(Figure collection entries)
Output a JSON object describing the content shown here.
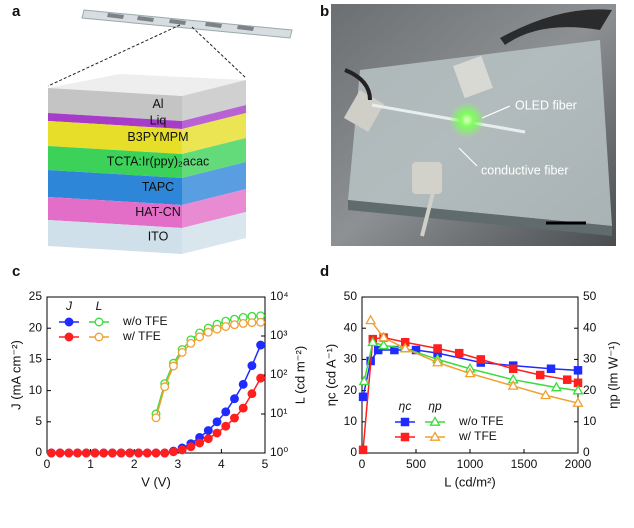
{
  "panels": {
    "a": {
      "label": "a",
      "layers": [
        "Al",
        "Liq",
        "B3PYMPM",
        "TCTA:Ir(ppy)₂acac",
        "TAPC",
        "HAT-CN",
        "ITO"
      ]
    },
    "b": {
      "label": "b",
      "annotations": [
        "OLED fiber",
        "conductive fiber"
      ]
    },
    "c": {
      "label": "c"
    },
    "d": {
      "label": "d"
    }
  },
  "chart_data": [
    {
      "type": "line",
      "xlabel": "V (V)",
      "ylabel": "J (mA cm⁻²)",
      "y2label": "L (cd m⁻²)",
      "xlim": [
        0,
        5
      ],
      "xticks": [
        0,
        1,
        2,
        3,
        4,
        5
      ],
      "ylim": [
        0,
        25
      ],
      "yticks": [
        0,
        5,
        10,
        15,
        20,
        25
      ],
      "y2lim": [
        1,
        10000
      ],
      "y2log": true,
      "y2ticks": [
        {
          "value": 1,
          "label": "10⁰"
        },
        {
          "value": 10,
          "label": "10¹"
        },
        {
          "value": 100,
          "label": "10²"
        },
        {
          "value": 1000,
          "label": "10³"
        },
        {
          "value": 10000,
          "label": "10⁴"
        }
      ],
      "legend_headers": [
        "J",
        "L"
      ],
      "legend_position": "upper left",
      "x": [
        0.1,
        0.3,
        0.5,
        0.7,
        0.9,
        1.1,
        1.3,
        1.5,
        1.7,
        1.9,
        2.1,
        2.3,
        2.5,
        2.7,
        2.9,
        3.1,
        3.3,
        3.5,
        3.7,
        3.9,
        4.1,
        4.3,
        4.5,
        4.7,
        4.9
      ],
      "series": [
        {
          "name": "w/o TFE",
          "color": "#1f2bff",
          "marker": "circle",
          "filled": true,
          "values": [
            0,
            0,
            0,
            0,
            0,
            0,
            0,
            0,
            0,
            0,
            0,
            0,
            0,
            0,
            0.3,
            0.8,
            1.5,
            2.5,
            3.6,
            5,
            6.6,
            8.7,
            11,
            14,
            17.3
          ]
        },
        {
          "name": "w/ TFE",
          "color": "#ff1f1f",
          "marker": "circle",
          "filled": true,
          "values": [
            0,
            0,
            0,
            0,
            0,
            0,
            0,
            0,
            0,
            0,
            0,
            0,
            0,
            0,
            0.2,
            0.5,
            1,
            1.6,
            2.3,
            3.2,
            4.3,
            5.6,
            7.2,
            9.5,
            12
          ]
        },
        {
          "name": "w/o TFE",
          "color": "#3bdc3b",
          "marker": "circle",
          "filled": false,
          "axis": "y2",
          "values": [
            null,
            null,
            null,
            null,
            null,
            null,
            null,
            null,
            null,
            null,
            null,
            null,
            10,
            60,
            200,
            450,
            800,
            1200,
            1600,
            2000,
            2400,
            2700,
            3000,
            3200,
            3300
          ]
        },
        {
          "name": "w/ TFE",
          "color": "#f0a030",
          "marker": "circle",
          "filled": false,
          "axis": "y2",
          "values": [
            null,
            null,
            null,
            null,
            null,
            null,
            null,
            null,
            null,
            null,
            null,
            null,
            8,
            50,
            170,
            380,
            650,
            950,
            1250,
            1500,
            1750,
            1950,
            2100,
            2200,
            2250
          ]
        }
      ]
    },
    {
      "type": "line",
      "xlabel": "L (cd/m²)",
      "ylabel": "ηc (cd A⁻¹)",
      "y2label": "ηp (lm W⁻¹)",
      "xlim": [
        0,
        2000
      ],
      "xticks": [
        0,
        500,
        1000,
        1500,
        2000
      ],
      "ylim": [
        0,
        50
      ],
      "yticks": [
        0,
        10,
        20,
        30,
        40,
        50
      ],
      "y2lim": [
        0,
        50
      ],
      "y2ticks": [
        0,
        10,
        20,
        30,
        40,
        50
      ],
      "legend_headers": [
        "ηc",
        "ηp"
      ],
      "legend_position": "lower center",
      "series": [
        {
          "name": "w/o TFE",
          "color": "#1f2bff",
          "marker": "square",
          "filled": true,
          "x": [
            10,
            80,
            150,
            300,
            500,
            700,
            1100,
            1400,
            1750,
            2000
          ],
          "values": [
            18,
            29.5,
            33,
            33,
            33,
            32,
            29,
            28,
            27,
            26.5
          ]
        },
        {
          "name": "w/ TFE",
          "color": "#ff1f1f",
          "marker": "square",
          "filled": true,
          "x": [
            10,
            100,
            200,
            400,
            700,
            900,
            1100,
            1400,
            1650,
            1900,
            2000
          ],
          "values": [
            1,
            36.5,
            37,
            35.5,
            33.5,
            32,
            30,
            27,
            25,
            23.5,
            22.5
          ]
        },
        {
          "name": "w/o TFE",
          "color": "#3bdc3b",
          "marker": "triangle",
          "filled": false,
          "axis": "y2",
          "x": [
            20,
            100,
            200,
            400,
            700,
            1000,
            1400,
            1800,
            2000
          ],
          "values": [
            23,
            35.5,
            34.5,
            33.5,
            30,
            27,
            23.5,
            21,
            20
          ]
        },
        {
          "name": "w/ TFE",
          "color": "#f0a030",
          "marker": "triangle",
          "filled": false,
          "axis": "y2",
          "x": [
            80,
            200,
            400,
            700,
            1000,
            1400,
            1700,
            2000
          ],
          "values": [
            42.5,
            37,
            33.5,
            29,
            25.5,
            21.5,
            18.5,
            16
          ]
        }
      ]
    }
  ]
}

* [Direction]: Your task is to transcribe all of the records precisely, with no images included.

* [Finished answer]:
Output a JSON object describing the content shown here.
{
  "panels": {
    "a": {
      "label": "a",
      "layers": [
        "Al",
        "Liq",
        "B3PYMPM",
        "TCTA:Ir(ppy)₂acac",
        "TAPC",
        "HAT-CN",
        "ITO"
      ]
    },
    "b": {
      "label": "b",
      "annotations": [
        "OLED fiber",
        "conductive fiber"
      ]
    },
    "c": {
      "label": "c"
    },
    "d": {
      "label": "d"
    }
  },
  "chart_data": [
    {
      "type": "line",
      "xlabel": "V (V)",
      "ylabel": "J (mA cm⁻²)",
      "y2label": "L (cd m⁻²)",
      "xlim": [
        0,
        5
      ],
      "xticks": [
        0,
        1,
        2,
        3,
        4,
        5
      ],
      "ylim": [
        0,
        25
      ],
      "yticks": [
        0,
        5,
        10,
        15,
        20,
        25
      ],
      "y2lim": [
        1,
        10000
      ],
      "y2log": true,
      "y2ticks": [
        {
          "value": 1,
          "label": "10⁰"
        },
        {
          "value": 10,
          "label": "10¹"
        },
        {
          "value": 100,
          "label": "10²"
        },
        {
          "value": 1000,
          "label": "10³"
        },
        {
          "value": 10000,
          "label": "10⁴"
        }
      ],
      "legend_headers": [
        "J",
        "L"
      ],
      "legend_position": "upper left",
      "x": [
        0.1,
        0.3,
        0.5,
        0.7,
        0.9,
        1.1,
        1.3,
        1.5,
        1.7,
        1.9,
        2.1,
        2.3,
        2.5,
        2.7,
        2.9,
        3.1,
        3.3,
        3.5,
        3.7,
        3.9,
        4.1,
        4.3,
        4.5,
        4.7,
        4.9
      ],
      "series": [
        {
          "name": "w/o TFE",
          "color": "#1f2bff",
          "marker": "circle",
          "filled": true,
          "values": [
            0,
            0,
            0,
            0,
            0,
            0,
            0,
            0,
            0,
            0,
            0,
            0,
            0,
            0,
            0.3,
            0.8,
            1.5,
            2.5,
            3.6,
            5,
            6.6,
            8.7,
            11,
            14,
            17.3
          ]
        },
        {
          "name": "w/ TFE",
          "color": "#ff1f1f",
          "marker": "circle",
          "filled": true,
          "values": [
            0,
            0,
            0,
            0,
            0,
            0,
            0,
            0,
            0,
            0,
            0,
            0,
            0,
            0,
            0.2,
            0.5,
            1,
            1.6,
            2.3,
            3.2,
            4.3,
            5.6,
            7.2,
            9.5,
            12
          ]
        },
        {
          "name": "w/o TFE",
          "color": "#3bdc3b",
          "marker": "circle",
          "filled": false,
          "axis": "y2",
          "values": [
            null,
            null,
            null,
            null,
            null,
            null,
            null,
            null,
            null,
            null,
            null,
            null,
            10,
            60,
            200,
            450,
            800,
            1200,
            1600,
            2000,
            2400,
            2700,
            3000,
            3200,
            3300
          ]
        },
        {
          "name": "w/ TFE",
          "color": "#f0a030",
          "marker": "circle",
          "filled": false,
          "axis": "y2",
          "values": [
            null,
            null,
            null,
            null,
            null,
            null,
            null,
            null,
            null,
            null,
            null,
            null,
            8,
            50,
            170,
            380,
            650,
            950,
            1250,
            1500,
            1750,
            1950,
            2100,
            2200,
            2250
          ]
        }
      ]
    },
    {
      "type": "line",
      "xlabel": "L (cd/m²)",
      "ylabel": "ηc (cd A⁻¹)",
      "y2label": "ηp (lm W⁻¹)",
      "xlim": [
        0,
        2000
      ],
      "xticks": [
        0,
        500,
        1000,
        1500,
        2000
      ],
      "ylim": [
        0,
        50
      ],
      "yticks": [
        0,
        10,
        20,
        30,
        40,
        50
      ],
      "y2lim": [
        0,
        50
      ],
      "y2ticks": [
        0,
        10,
        20,
        30,
        40,
        50
      ],
      "legend_headers": [
        "ηc",
        "ηp"
      ],
      "legend_position": "lower center",
      "series": [
        {
          "name": "w/o TFE",
          "color": "#1f2bff",
          "marker": "square",
          "filled": true,
          "x": [
            10,
            80,
            150,
            300,
            500,
            700,
            1100,
            1400,
            1750,
            2000
          ],
          "values": [
            18,
            29.5,
            33,
            33,
            33,
            32,
            29,
            28,
            27,
            26.5
          ]
        },
        {
          "name": "w/ TFE",
          "color": "#ff1f1f",
          "marker": "square",
          "filled": true,
          "x": [
            10,
            100,
            200,
            400,
            700,
            900,
            1100,
            1400,
            1650,
            1900,
            2000
          ],
          "values": [
            1,
            36.5,
            37,
            35.5,
            33.5,
            32,
            30,
            27,
            25,
            23.5,
            22.5
          ]
        },
        {
          "name": "w/o TFE",
          "color": "#3bdc3b",
          "marker": "triangle",
          "filled": false,
          "axis": "y2",
          "x": [
            20,
            100,
            200,
            400,
            700,
            1000,
            1400,
            1800,
            2000
          ],
          "values": [
            23,
            35.5,
            34.5,
            33.5,
            30,
            27,
            23.5,
            21,
            20
          ]
        },
        {
          "name": "w/ TFE",
          "color": "#f0a030",
          "marker": "triangle",
          "filled": false,
          "axis": "y2",
          "x": [
            80,
            200,
            400,
            700,
            1000,
            1400,
            1700,
            2000
          ],
          "values": [
            42.5,
            37,
            33.5,
            29,
            25.5,
            21.5,
            18.5,
            16
          ]
        }
      ]
    }
  ]
}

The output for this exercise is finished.